▶ [Extracted records]:
▼
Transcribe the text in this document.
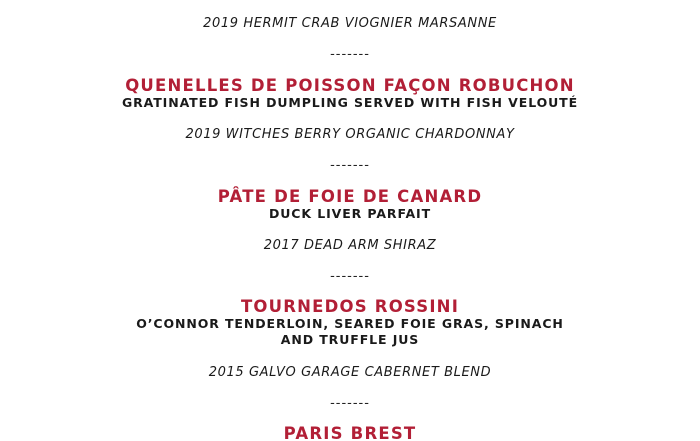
2019 HERMIT CRAB VIOGNIER MARSANNE
-------
QUENELLES DE POISSON FAÇON ROBUCHON
GRATINATED FISH DUMPLING SERVED WITH FISH VELOUTÉ
2019 WITCHES BERRY ORGANIC CHARDONNAY
-------
PÂTE DE FOIE DE CANARD
DUCK LIVER PARFAIT
2017 DEAD ARM SHIRAZ
-------
TOURNEDOS ROSSINI
O’CONNOR TENDERLOIN, SEARED FOIE GRAS, SPINACH
AND TRUFFLE JUS
2015 GALVO GARAGE CABERNET BLEND
-------
PARIS BREST
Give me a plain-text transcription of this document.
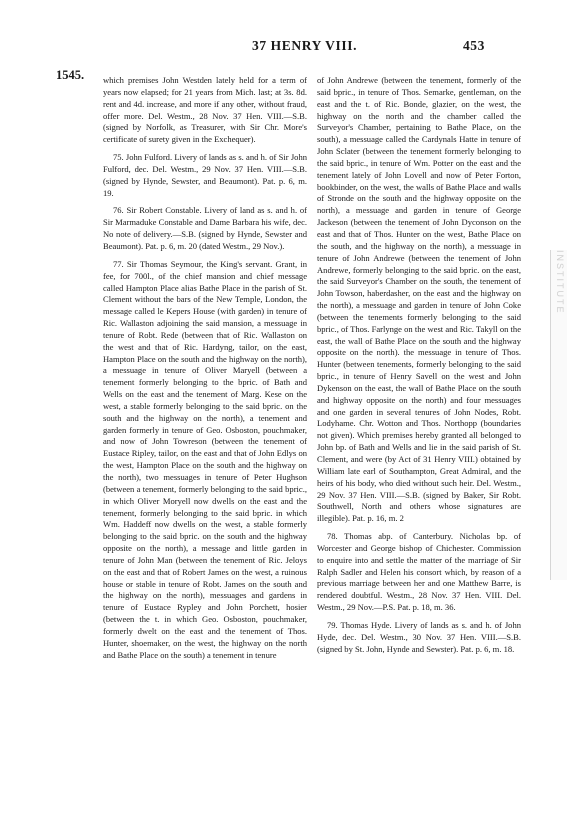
37 HENRY VIII.	453
1545. which premises John Westden lately held for a term of years now elapsed; for 21 years from Mich. last; at 3s. 8d. rent and 4d. increase, and more if any other, without fraud, offer more. Del. Westm., 28 Nov. 37 Hen. VIII.—S.B. (signed by Norfolk, as Treasurer, with Sir Chr. More's certificate of surety given in the Exchequer).

75. John Fulford. Livery of lands as s. and h. of Sir John Fulford, dec. Del. Westm., 29 Nov. 37 Hen. VIII.—S.B. (signed by Hynde, Sewster, and Beaumont). Pat. p. 6, m. 19.

76. Sir Robert Constable. Livery of land as s. and h. of Sir Marmaduke Constable and Dame Barbara his wife, dec. No note of delivery.—S.B. (signed by Hynde, Sewster and Beaumont). Pat. p. 6, m. 20 (dated Westm., 29 Nov.).

77. Sir Thomas Seymour, the King's servant. Grant, in fee, for 700l., of the chief mansion and chief message called Hampton Place alias Bathe Place in the parish of St. Clement without the bars of the New Temple, London, the message called le Kepers House (with garden) in tenure of Ric. Wallaston adjoining the said mansion, a messuage in tenure of Robt. Rede (between that of Ric. Wallaston on the west and that of Ric. Hardyng, tailor, on the east, Hampton Place on the south and the highway on the north), a messuage in tenure of Oliver Maryell (between a tenement formerly belonging to the bpric. of Bath and Wells on the east and the tenement of Marg. Kese on the west, a stable formerly belonging to the said bpric. on the south and the highway on the north), a tenement and garden formerly in tenure of Geo. Osboston, pouchmaker, and now of John Towreson (between the tenement of Eustace Ripley, tailor, on the east and that of John Edlys on the west, Hampton Place on the south and the highway on the north), two messuages in tenure of Peter Hughson (between a tenement, formerly belonging to the said bpric., in which Oliver Moryell now dwells on the east and the tenement, formerly belonging to the said bpric. in which Wm. Haddeff now dwells on the west, a stable formerly belonging to the said bpric. on the south and the highway opposite on the north), a message and little garden in tenure of John Man (between the tenement of Ric. Jeloys on the east and that of Robert James on the west, a ruinous house or stable in tenure of Robt. James on the south and the highway on the north), messuages and gardens in tenure of Eustace Rypley and John Porchett, hosier (between the t. in which Geo. Osboston, pouchmaker, formerly dwelt on the east and the tenement of Thos. Hunter, shoemaker, on the west, the highway on the north and Bathe Place on the south) a tenement in tenure

of John Andrewe (between the tenement, formerly of the said bpric., in tenure of Thos. Semarke, gentleman, on the east and the t. of Ric. Bonde, glazier, on the west, the highway on the north and the chamber called the Surveyor's Chamber, pertaining to Bathe Place, on the south), a messuage called the Cardynals Hatte in tenure of John Sclater (between the tenement formerly belonging to the said bpric., in tenure of Wm. Potter on the east and the tenement lately of John Lovell and now of Peter Forton, bookbinder, on the west, the walls of Bathe Place and walls of Stronde on the south and the highway opposite on the north), a messuage and garden in tenure of George Jackeson (between the tenement of John Dyconson on the east and that of Thos. Hunter on the west, Bathe Place on the south, and the highway on the north), a messuage in tenure of John Andrewe (between the tenement of John Andrewe, formerly belonging to the said bpric. on the east, the said Surveyor's Chamber on the south, the tenement of John Towson, haberdasher, on the east and the highway on the north), a messuage and garden in tenure of John Coke (between the tenements formerly belonging to the said bpric., of Thos. Farlynge on the west and Ric. Takyll on the east, the wall of Bathe Place on the south and the highway opposite on the north). the messuage in tenure of Thos. Hunter (between tenements, formerly belonging to the said bpric., in tenure of Henry Savell on the west and John Dykenson on the east, the wall of Bathe Place on the south and highway opposite on the north) and four messuages and one garden in several tenures of John Nodes, Robt. Lodyhame. Chr. Wotton and Thos. Northopp (boundaries not given). Which premises hereby granted all belonged to John bp. of Bath and Wells and lie in the said parish of St. Clement, and were (by Act of 31 Henry VIII.) obtained by William late earl of Southampton, Great Admiral, and the heirs of his body, who died without such heir. Del. Westm., 29 Nov. 37 Hen. VIII.—S.B. (signed by Baker, Sir Robt. Southwell, North and others whose signatures are illegible). Pat. p. 16, m. 2

78. Thomas abp. of Canterbury. Nicholas bp. of Worcester and George bishop of Chichester. Commission to enquire into and settle the matter of the marriage of Sir Ralph Sadler and Helen his consort which, by reason of a previous marriage between her and one Matthew Barre, is rendered doubtful. Westm., 28 Nov. 37 Hen. VIII. Del. Westm., 29 Nov.—P.S. Pat. p. 18, m. 36.

79. Thomas Hyde. Livery of lands as s. and h. of John Hyde, dec. Del. Westm., 30 Nov. 37 Hen. VIII.—S.B. (signed by St. John, Hynde and Sewster). Pat. p. 6, m. 18.

INSTITUTE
▲
▶ [Do this]:
In the entries above, count each line with "lands"; reply with the total only.

▶ [Task response]:
2